Dal primo settembre l’obbligatorietà del lasciapassare entrerà in vigore. Nelle scuole, nonostante il caos denunciato dagli stessi dirigenti scolastici, non pochi saranno coloro che rischieranno di ritrovarsi ammoniti e poi senza stipendio. C’è chi (pochi) lo farà come resistenza politica ma ci sono coloro che - e sono i più - o non riusciranno a trovare uno slot disponibile per il tampone o si opporranno al principio per cui devono pagare per andare a lavorare. Ho già spiegato recentemente che ci toccherà aspettare un giudice - una specie di giudice di Berlino - affinchè i diritti dei cittadini e dei lavoratori siano affermati pienamente come dovrebbe essere. 

 

Fino a quel momento non possiamo che porre il tema, portando alla luce l’aleatorietà di un green pass che favorisce chi è vaccinato (gratuitamente) a danno di chi deve pagare un tampone per poter andare a lavorare come da contratto. O di chi, pur volendosi fare il tampone, non trova farmacie disponibili in un tempo che consenta la maggior copertura temporale possibile. Aggiungo inoltre che laddove non passasse il tampone salivare (il che è davvero una inspiegabile ingiustizia visto che persino una circolare del ministero della Salute ha sdoganato il test salivare) l’unica modalità sarebbe quella di vedersi infilato uno scovolino nel naso ogni 48 ore con rischio di micro lesioni. Chi paga?

 

Che fine fanno dunque i diritti dei lavoratori? Dove sta scritto che l’emergenza sanitaria consente la differenziazione tra lavoratori di serie A e lavoratori di serie B? Il garante della Privacy ha avvertito i presidi: non hanno un potere straordinario di conoscere i dati sanitari di chi lavora nelle scuole. Basterà? Non lo so.

[Esercizi da svolgere]
1) Per ciascuna affermazione, indica se concorda con il brano sul green pass nelle scuole e riporta tra virgolette le parole del brano che lo stabiliscono: (a) il garante della Privacy ha avvertito i presidi; (b) la maggior parte di chi rischia di restare senza stipendio lo farà per resistenza politica; (c) l’obbligo del lasciapassare entra in vigore dal primo ottobre.
2) Riscrivi il brano sul green pass nelle scuole tra "Fino a quel" e "lesioni. Chi paga?", estremi inclusi, sostituendo "farmacie" con "laboratori".
3) Prosegui il brano sul green pass nelle scuole dopo la sua ultima frase.
L’elenco seguente è materiale indipendente dal brano.

Record tratti da una raccolta
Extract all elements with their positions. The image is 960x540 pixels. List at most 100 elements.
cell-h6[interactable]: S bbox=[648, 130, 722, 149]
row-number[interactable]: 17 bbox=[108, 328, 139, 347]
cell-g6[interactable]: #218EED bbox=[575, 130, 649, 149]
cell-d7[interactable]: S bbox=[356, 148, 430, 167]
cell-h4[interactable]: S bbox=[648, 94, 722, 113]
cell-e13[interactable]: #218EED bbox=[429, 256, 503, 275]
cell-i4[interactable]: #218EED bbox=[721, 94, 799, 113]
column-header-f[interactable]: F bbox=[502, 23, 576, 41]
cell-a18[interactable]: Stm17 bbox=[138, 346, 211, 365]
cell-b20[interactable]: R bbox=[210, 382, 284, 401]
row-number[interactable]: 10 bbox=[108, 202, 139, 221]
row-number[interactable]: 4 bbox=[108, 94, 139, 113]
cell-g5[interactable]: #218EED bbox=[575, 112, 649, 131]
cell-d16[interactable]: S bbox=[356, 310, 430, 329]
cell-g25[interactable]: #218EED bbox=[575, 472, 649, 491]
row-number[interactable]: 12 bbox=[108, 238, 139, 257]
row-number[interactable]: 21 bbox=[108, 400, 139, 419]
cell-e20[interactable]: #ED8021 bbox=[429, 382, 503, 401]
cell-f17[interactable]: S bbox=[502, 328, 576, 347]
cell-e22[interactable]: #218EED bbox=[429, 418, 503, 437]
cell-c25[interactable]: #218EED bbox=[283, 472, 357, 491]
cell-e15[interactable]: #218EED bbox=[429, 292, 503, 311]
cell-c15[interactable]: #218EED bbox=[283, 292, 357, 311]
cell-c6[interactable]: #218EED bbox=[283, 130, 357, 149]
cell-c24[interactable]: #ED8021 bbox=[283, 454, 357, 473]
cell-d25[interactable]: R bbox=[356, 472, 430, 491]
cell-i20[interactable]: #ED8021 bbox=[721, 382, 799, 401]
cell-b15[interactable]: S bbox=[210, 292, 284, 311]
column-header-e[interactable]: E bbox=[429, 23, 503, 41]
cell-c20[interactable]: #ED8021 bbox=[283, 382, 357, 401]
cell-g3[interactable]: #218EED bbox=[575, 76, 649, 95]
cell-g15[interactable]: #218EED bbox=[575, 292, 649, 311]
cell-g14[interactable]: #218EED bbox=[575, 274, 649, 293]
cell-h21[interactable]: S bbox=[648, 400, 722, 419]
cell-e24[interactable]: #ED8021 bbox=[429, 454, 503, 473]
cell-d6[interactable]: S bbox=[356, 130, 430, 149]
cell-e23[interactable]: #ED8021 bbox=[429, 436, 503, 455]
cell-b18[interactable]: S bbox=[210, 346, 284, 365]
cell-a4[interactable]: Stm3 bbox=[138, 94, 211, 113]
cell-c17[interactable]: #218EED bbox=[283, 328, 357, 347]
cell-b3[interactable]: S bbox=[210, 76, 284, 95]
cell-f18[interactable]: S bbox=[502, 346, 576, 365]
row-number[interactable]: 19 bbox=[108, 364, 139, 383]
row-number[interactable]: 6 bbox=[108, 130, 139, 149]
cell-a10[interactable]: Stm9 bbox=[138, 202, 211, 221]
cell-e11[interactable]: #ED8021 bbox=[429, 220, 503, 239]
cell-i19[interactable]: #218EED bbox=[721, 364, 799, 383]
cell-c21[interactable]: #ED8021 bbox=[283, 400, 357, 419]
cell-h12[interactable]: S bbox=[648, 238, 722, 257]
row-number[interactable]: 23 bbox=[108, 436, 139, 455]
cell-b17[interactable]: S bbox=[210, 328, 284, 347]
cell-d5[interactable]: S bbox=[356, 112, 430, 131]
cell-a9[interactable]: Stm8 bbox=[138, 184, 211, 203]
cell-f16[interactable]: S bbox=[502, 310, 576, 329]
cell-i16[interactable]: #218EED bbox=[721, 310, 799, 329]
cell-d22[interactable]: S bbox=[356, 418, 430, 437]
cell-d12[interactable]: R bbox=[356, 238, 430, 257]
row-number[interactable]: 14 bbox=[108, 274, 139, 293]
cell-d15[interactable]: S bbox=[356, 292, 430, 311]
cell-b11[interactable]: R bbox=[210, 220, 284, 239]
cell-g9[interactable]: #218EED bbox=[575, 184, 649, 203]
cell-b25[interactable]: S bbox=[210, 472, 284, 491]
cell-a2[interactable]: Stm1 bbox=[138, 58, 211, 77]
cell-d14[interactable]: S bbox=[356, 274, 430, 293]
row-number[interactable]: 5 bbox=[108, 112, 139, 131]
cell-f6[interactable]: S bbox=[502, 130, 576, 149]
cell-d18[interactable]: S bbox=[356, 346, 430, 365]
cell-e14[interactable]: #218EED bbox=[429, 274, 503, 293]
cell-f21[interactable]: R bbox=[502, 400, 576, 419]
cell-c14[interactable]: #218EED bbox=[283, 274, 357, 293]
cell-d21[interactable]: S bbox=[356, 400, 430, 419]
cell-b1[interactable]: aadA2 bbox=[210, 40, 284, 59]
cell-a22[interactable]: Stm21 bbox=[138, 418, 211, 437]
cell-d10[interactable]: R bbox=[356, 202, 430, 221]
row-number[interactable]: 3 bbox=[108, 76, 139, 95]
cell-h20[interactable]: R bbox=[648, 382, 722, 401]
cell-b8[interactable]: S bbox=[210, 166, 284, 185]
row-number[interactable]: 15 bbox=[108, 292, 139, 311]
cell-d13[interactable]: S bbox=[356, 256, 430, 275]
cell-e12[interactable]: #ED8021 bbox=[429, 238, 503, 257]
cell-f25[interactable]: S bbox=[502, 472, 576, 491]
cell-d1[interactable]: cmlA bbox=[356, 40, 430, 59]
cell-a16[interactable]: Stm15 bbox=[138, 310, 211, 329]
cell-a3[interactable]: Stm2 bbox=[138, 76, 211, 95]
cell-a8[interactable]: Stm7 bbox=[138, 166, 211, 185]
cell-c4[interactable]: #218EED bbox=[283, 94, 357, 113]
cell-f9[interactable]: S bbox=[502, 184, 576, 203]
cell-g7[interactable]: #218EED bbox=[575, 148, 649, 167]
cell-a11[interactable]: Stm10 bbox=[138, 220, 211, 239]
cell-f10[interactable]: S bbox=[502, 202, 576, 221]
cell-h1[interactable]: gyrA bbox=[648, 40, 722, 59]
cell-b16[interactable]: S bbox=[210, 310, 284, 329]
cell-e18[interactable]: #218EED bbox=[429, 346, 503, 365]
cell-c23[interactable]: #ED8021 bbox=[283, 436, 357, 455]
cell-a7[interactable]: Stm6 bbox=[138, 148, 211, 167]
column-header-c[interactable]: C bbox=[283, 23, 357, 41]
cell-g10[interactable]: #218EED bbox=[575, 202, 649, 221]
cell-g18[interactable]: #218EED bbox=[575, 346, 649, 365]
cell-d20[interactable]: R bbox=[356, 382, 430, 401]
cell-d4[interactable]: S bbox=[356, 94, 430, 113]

[Le tue risposte]
1)
(a) Sì: "Il garante della Privacy ha avvertito i presidi: non hanno un potere straordinario di conoscere i dati sanitari di chi lavora nelle scuole."
(b) No: "C’è chi (pochi) lo farà come resistenza politica"
(c) No: "Dal primo settembre l’obbligatorietà del lasciapassare entrerà in vigore."

2)
Fino a quel momento non possiamo che porre il tema, portando alla luce l’aleatorietà di un green pass che favorisce chi è vaccinato (gratuitamente) a danno di chi deve pagare un tampone per poter andare a lavorare come da contratto. O di chi, pur volendosi fare il tampone, non trova laboratori disponibili in un tempo che consenta la maggior copertura temporale possibile. Aggiungo inoltre che laddove non passasse il tampone salivare (il che è davvero una inspiegabile ingiustizia visto che persino una circolare del ministero della Salute ha sdoganato il test salivare) l’unica modalità sarebbe quella di vedersi infilato uno scovolino nel naso ogni 48 ore con rischio di micro lesioni. Chi paga?

3)
Intanto il Partito democratico attraverso il suo segretario ha equiparato il Green Pass al semaforo: «Nessuno passa col rosso perché muore lui e ammazza qualcuno». Una metafora che replica esattamente il meccanismo terrorizzante del vaccino: passare col rosso non equivale di per sé a un omicidio, passare col rosso toglie punti se ti beccano e solo laddove vi fosse un evento sciagurato porterebbe alla morte. Ma la percentuale di siffatte situazioni drammatiche per fortuna è assolutamente bassa, rispetto alla infrazione di specie. Non è un automatismo.

 

Lasciato perdere dunque il semaforo lettiano (faceva più ridere il semaforo prodiano versione Guzzanti), arriviamo ai sindacati, i quali continuano nel loro cerchiobottismo, arrivando così ad autorizzare implicitamente le tante discriminazioni in corso, a cominciare dalla situazione delle mense nei luoghi di lavoro.

Le discriminazioni proseguono anche sul versante retributivo. I lavoratori in quarantena, infatti, rischiano un taglio allo stipendio fino a mille euro per due settimane di assenza, dal momento in cui il governo non ha rifinanziato l’indennità per i positivi in isolamento; pertanto se le aziende non copriranno i costi (e la vedo difficile) migliaia di lavoratori potrebbero perdere una cifra considerevole. E - va chiarito - il vaccino non immunizza dal pericolo di essere contagiati.

Insomma, il lavoro sta diventando sempre più una variabile da sacrificare sull’altare di una emergenza Covid che nemmeno SuperMario Draghi riesce a governare.